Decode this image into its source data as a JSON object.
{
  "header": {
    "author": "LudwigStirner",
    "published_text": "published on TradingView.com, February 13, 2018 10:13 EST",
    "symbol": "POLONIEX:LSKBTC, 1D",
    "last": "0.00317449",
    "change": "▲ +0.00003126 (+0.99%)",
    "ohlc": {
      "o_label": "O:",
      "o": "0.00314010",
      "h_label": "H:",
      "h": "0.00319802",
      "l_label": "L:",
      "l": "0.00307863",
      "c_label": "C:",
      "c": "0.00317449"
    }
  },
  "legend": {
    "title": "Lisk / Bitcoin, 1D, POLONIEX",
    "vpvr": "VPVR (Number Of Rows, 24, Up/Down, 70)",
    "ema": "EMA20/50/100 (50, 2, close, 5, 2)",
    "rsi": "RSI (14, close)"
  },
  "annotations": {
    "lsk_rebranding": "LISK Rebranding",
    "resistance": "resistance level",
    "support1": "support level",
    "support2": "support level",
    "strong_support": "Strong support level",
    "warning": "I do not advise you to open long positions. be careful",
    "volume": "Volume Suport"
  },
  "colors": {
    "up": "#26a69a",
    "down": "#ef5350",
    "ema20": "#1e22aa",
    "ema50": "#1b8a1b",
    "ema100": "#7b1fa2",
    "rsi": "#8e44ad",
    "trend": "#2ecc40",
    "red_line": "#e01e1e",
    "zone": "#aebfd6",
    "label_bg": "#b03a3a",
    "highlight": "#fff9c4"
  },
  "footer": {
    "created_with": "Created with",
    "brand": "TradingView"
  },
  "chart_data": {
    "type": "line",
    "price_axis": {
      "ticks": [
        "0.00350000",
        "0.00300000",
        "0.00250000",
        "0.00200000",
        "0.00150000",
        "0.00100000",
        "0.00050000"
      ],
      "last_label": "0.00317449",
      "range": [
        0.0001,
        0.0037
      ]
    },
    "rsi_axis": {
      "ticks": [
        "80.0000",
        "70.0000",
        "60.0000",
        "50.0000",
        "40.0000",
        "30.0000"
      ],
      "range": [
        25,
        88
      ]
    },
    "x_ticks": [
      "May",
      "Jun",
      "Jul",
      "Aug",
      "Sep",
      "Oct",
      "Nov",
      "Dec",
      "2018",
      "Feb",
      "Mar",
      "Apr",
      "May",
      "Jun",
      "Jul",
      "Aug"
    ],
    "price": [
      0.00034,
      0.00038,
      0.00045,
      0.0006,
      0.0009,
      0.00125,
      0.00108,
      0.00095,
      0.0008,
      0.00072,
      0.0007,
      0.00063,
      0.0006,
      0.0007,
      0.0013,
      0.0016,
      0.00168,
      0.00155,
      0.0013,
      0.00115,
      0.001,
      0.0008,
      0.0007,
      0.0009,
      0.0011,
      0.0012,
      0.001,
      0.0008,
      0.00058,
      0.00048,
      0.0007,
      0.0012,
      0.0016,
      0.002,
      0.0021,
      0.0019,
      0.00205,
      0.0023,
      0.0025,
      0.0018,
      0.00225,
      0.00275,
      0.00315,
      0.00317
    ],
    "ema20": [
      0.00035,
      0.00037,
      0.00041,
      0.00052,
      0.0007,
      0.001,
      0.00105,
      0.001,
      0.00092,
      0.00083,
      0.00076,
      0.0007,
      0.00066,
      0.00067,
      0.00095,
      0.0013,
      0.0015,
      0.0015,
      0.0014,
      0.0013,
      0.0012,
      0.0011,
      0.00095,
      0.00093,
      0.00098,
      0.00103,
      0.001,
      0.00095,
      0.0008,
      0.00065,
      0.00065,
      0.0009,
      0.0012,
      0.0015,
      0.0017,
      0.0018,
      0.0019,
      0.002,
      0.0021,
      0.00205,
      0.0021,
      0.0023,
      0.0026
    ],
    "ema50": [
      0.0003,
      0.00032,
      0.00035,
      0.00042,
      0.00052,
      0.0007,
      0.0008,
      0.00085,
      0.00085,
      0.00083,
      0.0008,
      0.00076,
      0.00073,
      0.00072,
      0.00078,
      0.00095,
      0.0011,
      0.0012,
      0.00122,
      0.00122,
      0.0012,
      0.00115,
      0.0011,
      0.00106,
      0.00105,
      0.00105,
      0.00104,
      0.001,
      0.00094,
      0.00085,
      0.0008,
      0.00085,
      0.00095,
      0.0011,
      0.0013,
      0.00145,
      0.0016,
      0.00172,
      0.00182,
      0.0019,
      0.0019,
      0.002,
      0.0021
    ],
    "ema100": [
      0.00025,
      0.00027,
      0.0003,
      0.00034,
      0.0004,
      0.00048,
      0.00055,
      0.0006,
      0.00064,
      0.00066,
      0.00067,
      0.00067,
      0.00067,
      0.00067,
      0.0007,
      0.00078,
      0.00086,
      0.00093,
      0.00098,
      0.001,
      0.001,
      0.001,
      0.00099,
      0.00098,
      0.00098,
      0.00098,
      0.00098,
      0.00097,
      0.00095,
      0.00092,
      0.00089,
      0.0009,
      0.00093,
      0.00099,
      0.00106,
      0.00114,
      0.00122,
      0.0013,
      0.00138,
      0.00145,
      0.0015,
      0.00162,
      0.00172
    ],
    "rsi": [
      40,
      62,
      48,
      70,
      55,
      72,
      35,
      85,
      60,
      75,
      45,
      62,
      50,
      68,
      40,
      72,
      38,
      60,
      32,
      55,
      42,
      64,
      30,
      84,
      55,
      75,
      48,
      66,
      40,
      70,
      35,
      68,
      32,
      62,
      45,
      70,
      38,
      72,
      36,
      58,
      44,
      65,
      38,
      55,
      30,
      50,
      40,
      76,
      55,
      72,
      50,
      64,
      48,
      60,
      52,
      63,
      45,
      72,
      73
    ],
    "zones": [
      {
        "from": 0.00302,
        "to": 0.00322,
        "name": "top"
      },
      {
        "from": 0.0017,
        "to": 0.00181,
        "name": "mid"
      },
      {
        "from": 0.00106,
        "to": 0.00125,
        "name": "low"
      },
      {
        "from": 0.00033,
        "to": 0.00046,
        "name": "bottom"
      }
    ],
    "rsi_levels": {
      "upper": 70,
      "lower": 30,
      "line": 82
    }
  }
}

┄┄┄┄┄┄┄┄┄┄┄┄┄┄┄┄┄┄┄┄

Of the lines above, copy each that contains "close".

### Output for this exercise
    "ema": "EMA20/50/100 (50, 2, close, 5, 2)",
    "rsi": "RSI (14, close)"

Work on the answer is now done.